◆ Given request
Rewrite these rows with "category-label" changed to "group-label" each time it occurs, and leave everything else as it is.

◆ Data excerpts
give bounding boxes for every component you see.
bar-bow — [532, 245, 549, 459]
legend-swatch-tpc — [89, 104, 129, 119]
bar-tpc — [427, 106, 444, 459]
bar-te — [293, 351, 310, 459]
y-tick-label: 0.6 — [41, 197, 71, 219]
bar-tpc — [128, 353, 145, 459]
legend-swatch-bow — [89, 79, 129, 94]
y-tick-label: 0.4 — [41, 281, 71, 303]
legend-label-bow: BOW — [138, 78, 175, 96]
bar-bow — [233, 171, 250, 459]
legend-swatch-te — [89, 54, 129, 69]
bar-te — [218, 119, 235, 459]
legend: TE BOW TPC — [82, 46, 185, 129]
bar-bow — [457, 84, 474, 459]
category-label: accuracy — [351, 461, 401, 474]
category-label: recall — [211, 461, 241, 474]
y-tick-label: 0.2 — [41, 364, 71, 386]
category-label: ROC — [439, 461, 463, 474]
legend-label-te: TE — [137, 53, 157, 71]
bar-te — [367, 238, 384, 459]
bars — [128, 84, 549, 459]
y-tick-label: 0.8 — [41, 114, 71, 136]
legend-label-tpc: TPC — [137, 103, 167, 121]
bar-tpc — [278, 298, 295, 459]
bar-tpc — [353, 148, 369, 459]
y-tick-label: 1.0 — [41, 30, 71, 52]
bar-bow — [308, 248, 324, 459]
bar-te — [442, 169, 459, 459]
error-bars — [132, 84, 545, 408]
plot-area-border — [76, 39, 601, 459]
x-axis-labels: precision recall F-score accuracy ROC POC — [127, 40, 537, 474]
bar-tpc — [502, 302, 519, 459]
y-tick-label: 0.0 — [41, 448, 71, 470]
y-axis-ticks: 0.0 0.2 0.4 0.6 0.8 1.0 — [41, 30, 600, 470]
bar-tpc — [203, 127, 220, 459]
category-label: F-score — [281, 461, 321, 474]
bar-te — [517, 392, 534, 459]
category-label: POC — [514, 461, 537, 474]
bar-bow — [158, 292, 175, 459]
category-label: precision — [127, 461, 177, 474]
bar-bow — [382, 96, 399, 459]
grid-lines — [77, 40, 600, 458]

◆ The response
give bounding boxes for every component you see.
bar-bow — [532, 245, 549, 459]
legend-swatch-tpc — [89, 104, 129, 119]
bar-tpc — [427, 106, 444, 459]
bar-te — [293, 351, 310, 459]
y-tick-label: 0.6 — [41, 197, 71, 219]
bar-tpc — [128, 353, 145, 459]
legend-swatch-bow — [89, 79, 129, 94]
y-tick-label: 0.4 — [41, 281, 71, 303]
legend-label-bow: BOW — [138, 78, 175, 96]
bar-bow — [233, 171, 250, 459]
legend-swatch-te — [89, 54, 129, 69]
bar-te — [218, 119, 235, 459]
legend: TE BOW TPC — [82, 46, 185, 129]
bar-bow — [457, 84, 474, 459]
group-label: accuracy — [351, 461, 401, 474]
group-label: recall — [211, 461, 241, 474]
y-tick-label: 0.2 — [41, 364, 71, 386]
group-label: ROC — [439, 461, 463, 474]
legend-label-te: TE — [137, 53, 157, 71]
bar-te — [367, 238, 384, 459]
bars — [128, 84, 549, 459]
y-tick-label: 0.8 — [41, 114, 71, 136]
legend-label-tpc: TPC — [137, 103, 167, 121]
bar-tpc — [278, 298, 295, 459]
bar-tpc — [353, 148, 369, 459]
y-tick-label: 1.0 — [41, 30, 71, 52]
bar-bow — [308, 248, 324, 459]
bar-te — [442, 169, 459, 459]
error-bars — [132, 84, 545, 408]
plot-area-border — [76, 39, 601, 459]
x-axis-labels: precision recall F-score accuracy ROC POC — [127, 40, 537, 474]
bar-tpc — [502, 302, 519, 459]
y-tick-label: 0.0 — [41, 448, 71, 470]
y-axis-ticks: 0.0 0.2 0.4 0.6 0.8 1.0 — [41, 30, 600, 470]
bar-tpc — [203, 127, 220, 459]
group-label: F-score — [281, 461, 321, 474]
bar-te — [517, 392, 534, 459]
group-label: POC — [514, 461, 537, 474]
bar-bow — [158, 292, 175, 459]
group-label: precision — [127, 461, 177, 474]
bar-bow — [382, 96, 399, 459]
grid-lines — [77, 40, 600, 458]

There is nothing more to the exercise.